> **PROBLEM TO SOLVE**: Count how many lines of the data below contain the string "kitouraph"; the reply should be that number alone.
______
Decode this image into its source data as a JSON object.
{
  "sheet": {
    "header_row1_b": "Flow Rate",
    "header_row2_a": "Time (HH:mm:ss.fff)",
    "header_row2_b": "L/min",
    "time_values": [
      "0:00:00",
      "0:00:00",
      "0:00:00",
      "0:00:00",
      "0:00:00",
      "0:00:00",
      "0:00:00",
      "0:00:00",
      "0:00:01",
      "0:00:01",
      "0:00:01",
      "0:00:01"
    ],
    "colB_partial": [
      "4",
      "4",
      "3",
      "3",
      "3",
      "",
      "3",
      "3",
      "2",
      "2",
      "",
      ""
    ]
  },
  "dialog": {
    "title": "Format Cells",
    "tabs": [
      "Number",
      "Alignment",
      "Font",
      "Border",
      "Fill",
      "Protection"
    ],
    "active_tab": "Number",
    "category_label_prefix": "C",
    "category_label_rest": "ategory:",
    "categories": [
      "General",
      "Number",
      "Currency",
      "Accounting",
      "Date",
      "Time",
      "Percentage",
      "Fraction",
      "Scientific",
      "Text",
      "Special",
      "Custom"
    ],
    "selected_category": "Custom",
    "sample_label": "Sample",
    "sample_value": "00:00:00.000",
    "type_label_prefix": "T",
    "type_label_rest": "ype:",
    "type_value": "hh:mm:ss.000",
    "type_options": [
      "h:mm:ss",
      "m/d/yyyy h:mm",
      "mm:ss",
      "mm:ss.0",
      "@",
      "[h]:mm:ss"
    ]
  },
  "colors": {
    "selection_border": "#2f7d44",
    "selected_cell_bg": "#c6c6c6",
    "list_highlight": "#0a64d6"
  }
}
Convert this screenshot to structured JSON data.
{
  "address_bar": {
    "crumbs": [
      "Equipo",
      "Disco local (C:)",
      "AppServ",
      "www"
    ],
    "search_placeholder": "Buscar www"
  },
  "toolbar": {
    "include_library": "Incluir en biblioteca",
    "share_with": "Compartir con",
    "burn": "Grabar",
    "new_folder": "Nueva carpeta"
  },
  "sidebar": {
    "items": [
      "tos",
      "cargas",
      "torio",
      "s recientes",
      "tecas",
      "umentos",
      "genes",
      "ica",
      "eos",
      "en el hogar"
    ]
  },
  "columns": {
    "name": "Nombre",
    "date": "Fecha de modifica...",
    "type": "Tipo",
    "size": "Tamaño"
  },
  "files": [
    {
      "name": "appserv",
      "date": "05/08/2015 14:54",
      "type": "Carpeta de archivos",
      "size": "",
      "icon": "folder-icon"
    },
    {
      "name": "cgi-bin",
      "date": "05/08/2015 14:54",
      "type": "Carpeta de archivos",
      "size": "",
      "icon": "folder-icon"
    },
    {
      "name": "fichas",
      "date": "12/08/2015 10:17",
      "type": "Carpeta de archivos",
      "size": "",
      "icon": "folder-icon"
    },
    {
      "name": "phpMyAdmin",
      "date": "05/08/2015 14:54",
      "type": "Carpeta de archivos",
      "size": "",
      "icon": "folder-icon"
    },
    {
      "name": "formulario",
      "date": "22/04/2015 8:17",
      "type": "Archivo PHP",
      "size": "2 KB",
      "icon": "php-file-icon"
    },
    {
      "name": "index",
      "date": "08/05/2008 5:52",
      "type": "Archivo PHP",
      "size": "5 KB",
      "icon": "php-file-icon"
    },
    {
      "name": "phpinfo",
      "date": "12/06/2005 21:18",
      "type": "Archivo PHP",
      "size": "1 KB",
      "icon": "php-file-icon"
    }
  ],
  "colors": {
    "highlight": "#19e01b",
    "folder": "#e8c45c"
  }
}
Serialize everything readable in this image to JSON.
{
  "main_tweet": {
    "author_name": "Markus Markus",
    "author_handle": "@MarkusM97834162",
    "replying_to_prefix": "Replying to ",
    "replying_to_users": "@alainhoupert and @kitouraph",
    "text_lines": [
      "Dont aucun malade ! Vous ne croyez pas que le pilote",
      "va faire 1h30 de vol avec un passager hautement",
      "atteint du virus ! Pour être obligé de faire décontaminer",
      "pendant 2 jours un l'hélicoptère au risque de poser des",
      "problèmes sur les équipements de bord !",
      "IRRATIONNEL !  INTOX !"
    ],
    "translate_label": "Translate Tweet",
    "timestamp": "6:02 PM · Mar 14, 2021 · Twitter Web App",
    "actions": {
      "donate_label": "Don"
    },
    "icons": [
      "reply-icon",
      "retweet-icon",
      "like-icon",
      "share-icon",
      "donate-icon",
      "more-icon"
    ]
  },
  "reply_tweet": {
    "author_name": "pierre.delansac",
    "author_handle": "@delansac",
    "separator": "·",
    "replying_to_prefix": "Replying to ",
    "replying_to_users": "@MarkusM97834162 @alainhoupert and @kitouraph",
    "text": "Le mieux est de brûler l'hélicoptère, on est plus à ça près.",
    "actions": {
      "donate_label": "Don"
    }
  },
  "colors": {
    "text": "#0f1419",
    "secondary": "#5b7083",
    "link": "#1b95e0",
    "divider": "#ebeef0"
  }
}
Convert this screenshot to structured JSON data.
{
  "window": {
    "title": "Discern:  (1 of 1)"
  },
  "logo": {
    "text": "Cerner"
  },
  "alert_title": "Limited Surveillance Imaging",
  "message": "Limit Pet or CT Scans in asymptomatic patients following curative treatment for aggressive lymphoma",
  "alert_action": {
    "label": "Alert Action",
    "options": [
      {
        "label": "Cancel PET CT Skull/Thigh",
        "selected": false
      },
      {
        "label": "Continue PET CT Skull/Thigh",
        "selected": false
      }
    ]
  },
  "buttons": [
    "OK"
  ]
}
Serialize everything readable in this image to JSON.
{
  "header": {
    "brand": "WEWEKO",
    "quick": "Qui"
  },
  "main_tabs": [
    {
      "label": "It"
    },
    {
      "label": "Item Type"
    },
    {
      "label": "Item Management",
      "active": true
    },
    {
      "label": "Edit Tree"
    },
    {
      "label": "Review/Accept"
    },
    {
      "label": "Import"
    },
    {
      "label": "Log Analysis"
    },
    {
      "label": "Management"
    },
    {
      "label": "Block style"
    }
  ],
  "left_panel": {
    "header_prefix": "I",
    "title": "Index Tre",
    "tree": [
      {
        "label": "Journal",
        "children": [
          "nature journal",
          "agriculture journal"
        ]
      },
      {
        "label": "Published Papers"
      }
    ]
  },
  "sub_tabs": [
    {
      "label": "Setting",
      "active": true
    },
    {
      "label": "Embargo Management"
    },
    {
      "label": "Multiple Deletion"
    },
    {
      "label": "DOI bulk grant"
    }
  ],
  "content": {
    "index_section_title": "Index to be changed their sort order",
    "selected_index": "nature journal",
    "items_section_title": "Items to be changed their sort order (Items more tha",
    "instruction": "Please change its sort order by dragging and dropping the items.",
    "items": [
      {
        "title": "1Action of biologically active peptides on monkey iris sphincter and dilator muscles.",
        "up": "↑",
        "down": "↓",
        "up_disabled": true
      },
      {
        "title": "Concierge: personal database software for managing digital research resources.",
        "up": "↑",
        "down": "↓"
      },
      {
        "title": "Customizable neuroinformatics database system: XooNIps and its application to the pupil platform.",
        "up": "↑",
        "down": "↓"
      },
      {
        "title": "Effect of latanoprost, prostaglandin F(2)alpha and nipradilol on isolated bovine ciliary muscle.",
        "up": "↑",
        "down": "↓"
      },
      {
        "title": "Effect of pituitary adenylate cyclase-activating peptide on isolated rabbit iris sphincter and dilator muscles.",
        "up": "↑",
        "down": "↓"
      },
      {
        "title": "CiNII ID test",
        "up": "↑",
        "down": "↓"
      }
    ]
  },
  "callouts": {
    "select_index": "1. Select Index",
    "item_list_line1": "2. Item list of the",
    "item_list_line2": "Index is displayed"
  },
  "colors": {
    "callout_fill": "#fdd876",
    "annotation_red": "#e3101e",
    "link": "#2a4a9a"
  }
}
______
> **TASK RESPONSE**: 2